- Your task
From the entries below, gather each line containing the word "this".

____________________

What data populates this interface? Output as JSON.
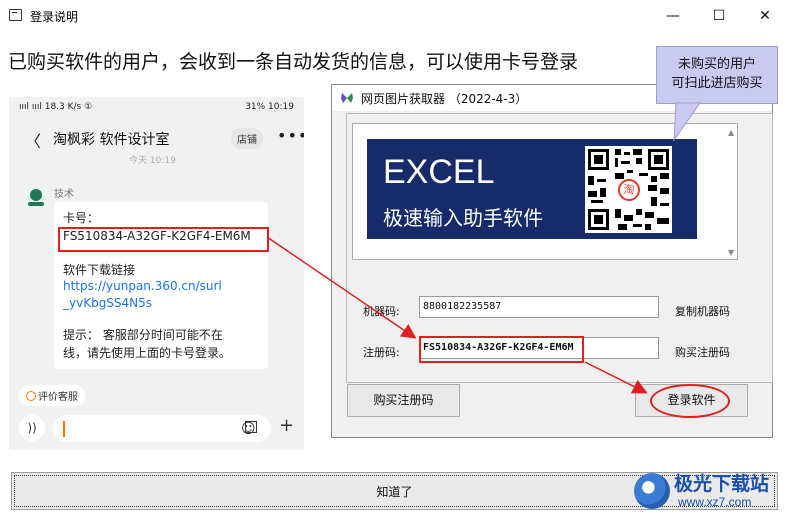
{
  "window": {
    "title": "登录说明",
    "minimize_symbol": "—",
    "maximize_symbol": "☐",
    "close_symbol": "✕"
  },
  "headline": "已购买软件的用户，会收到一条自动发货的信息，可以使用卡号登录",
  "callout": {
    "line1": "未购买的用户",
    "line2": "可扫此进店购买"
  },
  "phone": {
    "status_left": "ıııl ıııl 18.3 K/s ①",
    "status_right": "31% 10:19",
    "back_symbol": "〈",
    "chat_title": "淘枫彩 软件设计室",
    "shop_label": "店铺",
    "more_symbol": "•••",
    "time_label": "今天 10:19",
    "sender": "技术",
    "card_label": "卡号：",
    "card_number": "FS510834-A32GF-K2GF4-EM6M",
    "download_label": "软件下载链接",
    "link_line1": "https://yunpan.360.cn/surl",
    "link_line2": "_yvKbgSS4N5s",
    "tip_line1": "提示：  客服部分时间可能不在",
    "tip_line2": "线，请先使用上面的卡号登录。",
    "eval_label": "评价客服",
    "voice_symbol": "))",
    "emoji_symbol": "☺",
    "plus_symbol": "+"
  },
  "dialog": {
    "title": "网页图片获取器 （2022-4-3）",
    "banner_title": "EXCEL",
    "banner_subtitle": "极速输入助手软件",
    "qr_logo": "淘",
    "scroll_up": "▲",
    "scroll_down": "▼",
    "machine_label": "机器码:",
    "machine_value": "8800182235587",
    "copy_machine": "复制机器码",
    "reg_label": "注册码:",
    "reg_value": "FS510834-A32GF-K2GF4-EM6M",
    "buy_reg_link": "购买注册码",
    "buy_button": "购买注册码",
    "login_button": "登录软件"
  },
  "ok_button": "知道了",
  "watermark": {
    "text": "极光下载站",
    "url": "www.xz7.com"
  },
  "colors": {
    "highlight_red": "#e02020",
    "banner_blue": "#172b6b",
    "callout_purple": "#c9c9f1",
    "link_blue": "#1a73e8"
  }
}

____________________

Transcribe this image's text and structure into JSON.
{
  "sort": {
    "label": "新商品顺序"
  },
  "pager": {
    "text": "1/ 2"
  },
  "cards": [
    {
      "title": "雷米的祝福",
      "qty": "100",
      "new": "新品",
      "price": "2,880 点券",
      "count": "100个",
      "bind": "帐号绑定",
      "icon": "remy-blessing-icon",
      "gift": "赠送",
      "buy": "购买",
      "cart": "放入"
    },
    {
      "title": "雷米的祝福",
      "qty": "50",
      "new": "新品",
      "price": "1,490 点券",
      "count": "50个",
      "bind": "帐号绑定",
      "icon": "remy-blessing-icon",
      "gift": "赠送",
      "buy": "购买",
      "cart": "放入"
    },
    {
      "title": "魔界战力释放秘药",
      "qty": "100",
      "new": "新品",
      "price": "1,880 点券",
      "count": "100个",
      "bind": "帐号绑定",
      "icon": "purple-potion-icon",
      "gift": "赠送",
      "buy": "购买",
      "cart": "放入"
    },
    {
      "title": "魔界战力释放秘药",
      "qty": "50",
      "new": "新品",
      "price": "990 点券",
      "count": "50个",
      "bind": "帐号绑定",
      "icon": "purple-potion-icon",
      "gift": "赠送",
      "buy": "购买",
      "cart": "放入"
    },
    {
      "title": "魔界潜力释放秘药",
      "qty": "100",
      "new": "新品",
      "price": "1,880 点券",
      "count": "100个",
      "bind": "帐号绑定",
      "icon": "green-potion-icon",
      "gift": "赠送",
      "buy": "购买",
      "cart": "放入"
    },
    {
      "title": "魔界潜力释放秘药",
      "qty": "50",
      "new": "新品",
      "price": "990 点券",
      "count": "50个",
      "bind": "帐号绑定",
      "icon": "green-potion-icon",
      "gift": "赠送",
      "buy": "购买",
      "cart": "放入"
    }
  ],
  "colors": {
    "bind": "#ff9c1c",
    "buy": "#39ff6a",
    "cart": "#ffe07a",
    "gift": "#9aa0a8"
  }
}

____________________

- Written response
What data populates this interface? Output as JSON.
Transcribe this image's text and structure into JSON.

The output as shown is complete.